* Start *

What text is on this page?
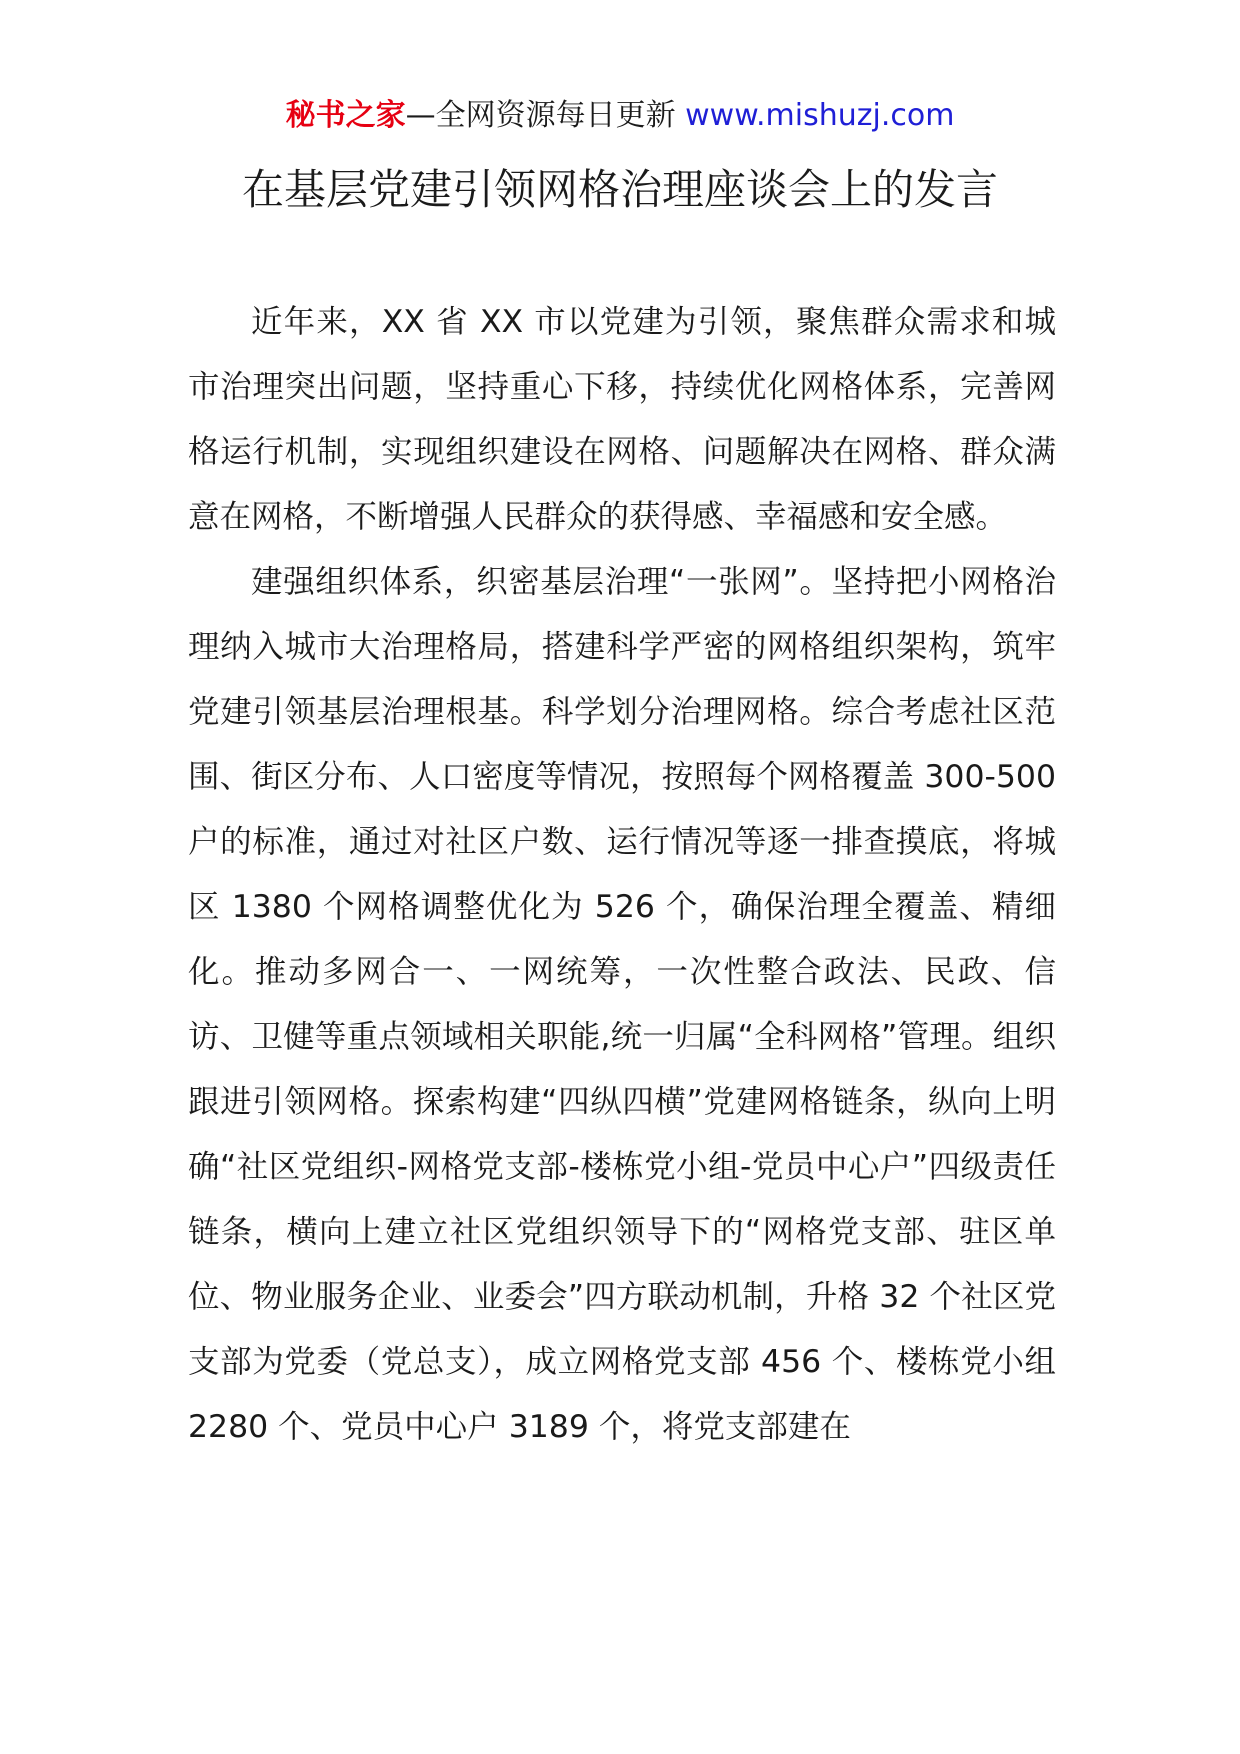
秘书之家—全网资源每日更新 www.mishuzj.com
在基层党建引领网格治理座谈会上的发言

近年来，XX 省 XX 市以党建为引领，聚焦群众需求和城市治理突出问题，坚持重心下移，持续优化网格体系，完善网格运行机制，实现组织建设在网格、问题解决在网格、群众满意在网格，不断增强人民群众的获得感、幸福感和安全感。

建强组织体系，织密基层治理“一张网”。坚持把小网格治理纳入城市大治理格局，搭建科学严密的网格组织架构，筑牢党建引领基层治理根基。科学划分治理网格。综合考虑社区范围、街区分布、人口密度等情况，按照每个网格覆盖 300-500 户的标准，通过对社区户数、运行情况等逐一排查摸底，将城区 1380 个网格调整优化为 526 个，确保治理全覆盖、精细化。推动多网合一、一网统筹，一次性整合政法、民政、信访、卫健等重点领域相关职能,统一归属“全科网格”管理。组织跟进引领网格。探索构建“四纵四横”党建网格链条，纵向上明确“社区党组织-网格党支部-楼栋党小组-党员中心户”四级责任链条，横向上建立社区党组织领导下的“网格党支部、驻区单位、物业服务企业、业委会”四方联动机制，升格 32 个社区党支部为党委（党总支），成立网格党支部 456 个、楼栋党小组 2280 个、党员中心户 3189 个，将党支部建在
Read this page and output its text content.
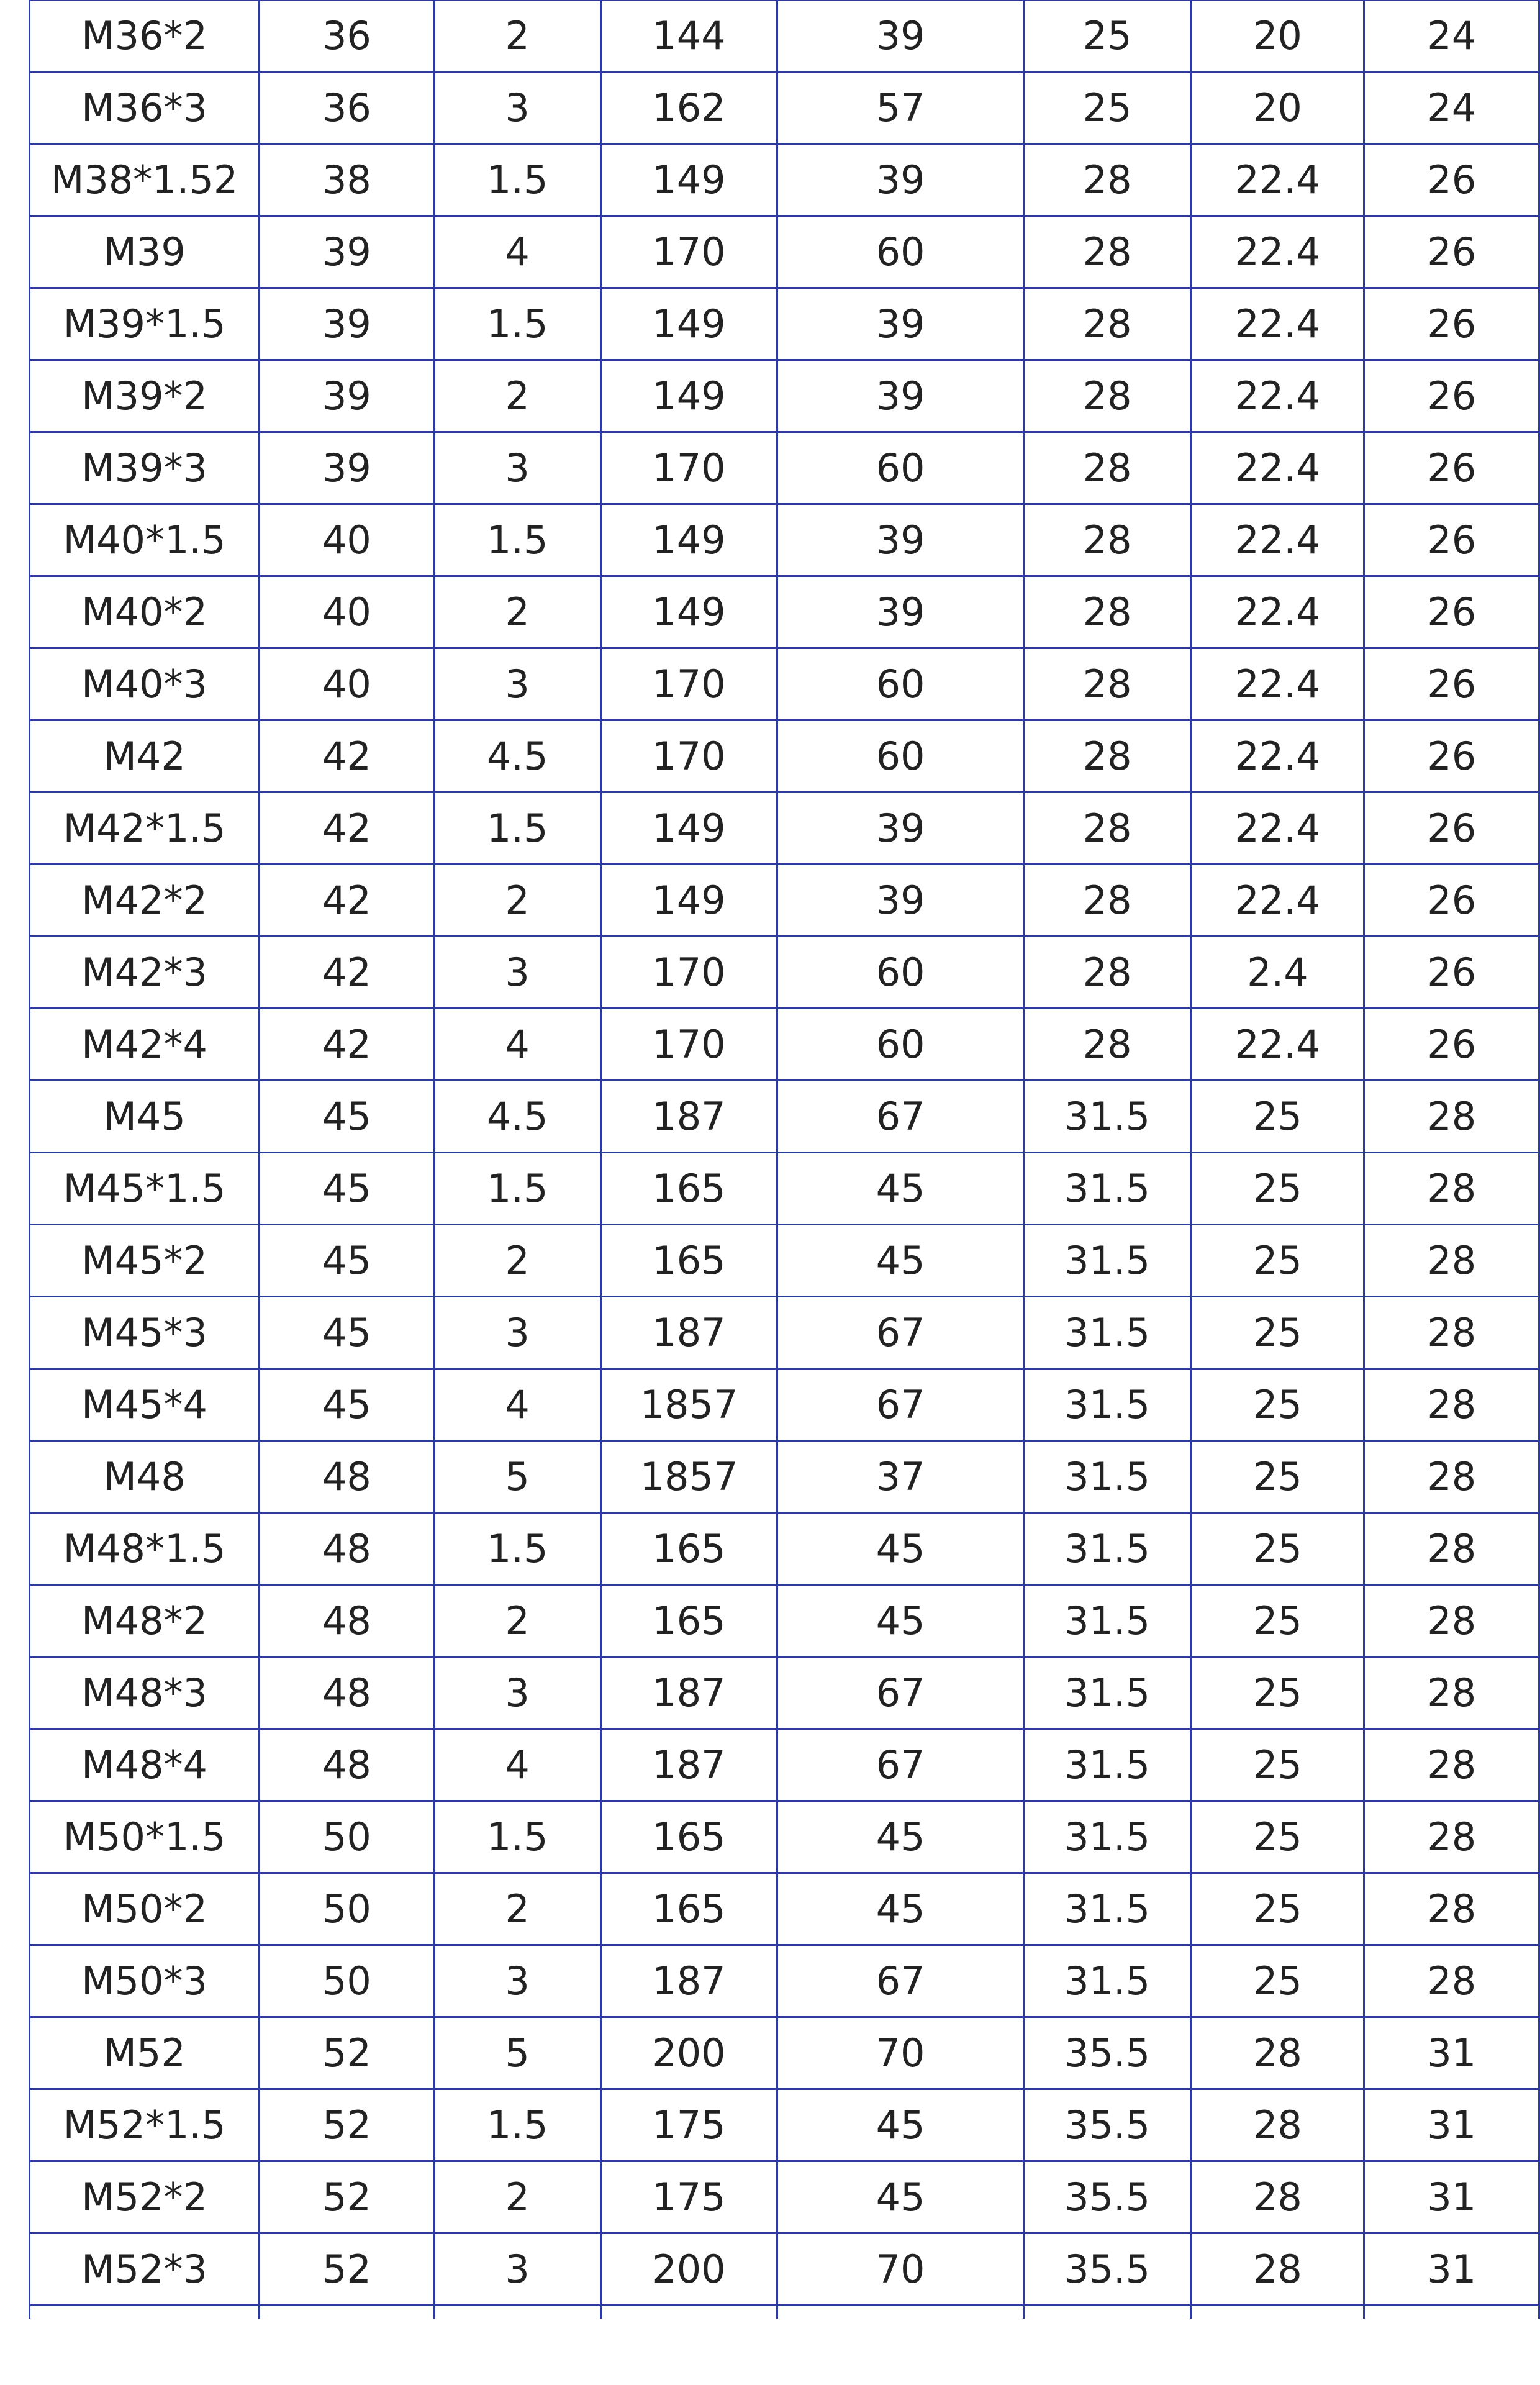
M36*2	36	2	144	39	25	20	24
M36*3	36	3	162	57	25	20	24
M38*1.52	38	1.5	149	39	28	22.4	26
M39	39	4	170	60	28	22.4	26
M39*1.5	39	1.5	149	39	28	22.4	26
M39*2	39	2	149	39	28	22.4	26
M39*3	39	3	170	60	28	22.4	26
M40*1.5	40	1.5	149	39	28	22.4	26
M40*2	40	2	149	39	28	22.4	26
M40*3	40	3	170	60	28	22.4	26
M42	42	4.5	170	60	28	22.4	26
M42*1.5	42	1.5	149	39	28	22.4	26
M42*2	42	2	149	39	28	22.4	26
M42*3	42	3	170	60	28	2.4	26
M42*4	42	4	170	60	28	22.4	26
M45	45	4.5	187	67	31.5	25	28
M45*1.5	45	1.5	165	45	31.5	25	28
M45*2	45	2	165	45	31.5	25	28
M45*3	45	3	187	67	31.5	25	28
M45*4	45	4	1857	67	31.5	25	28
M48	48	5	1857	37	31.5	25	28
M48*1.5	48	1.5	165	45	31.5	25	28
M48*2	48	2	165	45	31.5	25	28
M48*3	48	3	187	67	31.5	25	28
M48*4	48	4	187	67	31.5	25	28
M50*1.5	50	1.5	165	45	31.5	25	28
M50*2	50	2	165	45	31.5	25	28
M50*3	50	3	187	67	31.5	25	28
M52	52	5	200	70	35.5	28	31
M52*1.5	52	1.5	175	45	35.5	28	31
M52*2	52	2	175	45	35.5	28	31
M52*3	52	3	200	70	35.5	28	31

* End *

YOUR INSTRUCTIONS:
Each entry above is to be written out again unchanged, apart from the pictures, which are left out.

OUTPUT FOR THIS TASK:
What text is on this page?
秘书之家—全网资源每日更新 www.mishuzj.com
在基层党建引领网格治理座谈会上的发言

近年来，XX 省 XX 市以党建为引领，聚焦群众需求和城市治理突出问题，坚持重心下移，持续优化网格体系，完善网格运行机制，实现组织建设在网格、问题解决在网格、群众满意在网格，不断增强人民群众的获得感、幸福感和安全感。

建强组织体系，织密基层治理“一张网”。坚持把小网格治理纳入城市大治理格局，搭建科学严密的网格组织架构，筑牢党建引领基层治理根基。科学划分治理网格。综合考虑社区范围、街区分布、人口密度等情况，按照每个网格覆盖 300-500 户的标准，通过对社区户数、运行情况等逐一排查摸底，将城区 1380 个网格调整优化为 526 个，确保治理全覆盖、精细化。推动多网合一、一网统筹，一次性整合政法、民政、信访、卫健等重点领域相关职能,统一归属“全科网格”管理。组织跟进引领网格。探索构建“四纵四横”党建网格链条，纵向上明确“社区党组织-网格党支部-楼栋党小组-党员中心户”四级责任链条，横向上建立社区党组织领导下的“网格党支部、驻区单位、物业服务企业、业委会”四方联动机制，升格 32 个社区党支部为党委（党总支），成立网格党支部 456 个、楼栋党小组 2280 个、党员中心户 3189 个，将党支部建在
Read this page and output its text content.
M36*2	36	2	144	39	25	20	24
M36*3	36	3	162	57	25	20	24
M38*1.52	38	1.5	149	39	28	22.4	26
M39	39	4	170	60	28	22.4	26
M39*1.5	39	1.5	149	39	28	22.4	26
M39*2	39	2	149	39	28	22.4	26
M39*3	39	3	170	60	28	22.4	26
M40*1.5	40	1.5	149	39	28	22.4	26
M40*2	40	2	149	39	28	22.4	26
M40*3	40	3	170	60	28	22.4	26
M42	42	4.5	170	60	28	22.4	26
M42*1.5	42	1.5	149	39	28	22.4	26
M42*2	42	2	149	39	28	22.4	26
M42*3	42	3	170	60	28	2.4	26
M42*4	42	4	170	60	28	22.4	26
M45	45	4.5	187	67	31.5	25	28
M45*1.5	45	1.5	165	45	31.5	25	28
M45*2	45	2	165	45	31.5	25	28
M45*3	45	3	187	67	31.5	25	28
M45*4	45	4	1857	67	31.5	25	28
M48	48	5	1857	37	31.5	25	28
M48*1.5	48	1.5	165	45	31.5	25	28
M48*2	48	2	165	45	31.5	25	28
M48*3	48	3	187	67	31.5	25	28
M48*4	48	4	187	67	31.5	25	28
M50*1.5	50	1.5	165	45	31.5	25	28
M50*2	50	2	165	45	31.5	25	28
M50*3	50	3	187	67	31.5	25	28
M52	52	5	200	70	35.5	28	31
M52*1.5	52	1.5	175	45	35.5	28	31
M52*2	52	2	175	45	35.5	28	31
M52*3	52	3	200	70	35.5	28	31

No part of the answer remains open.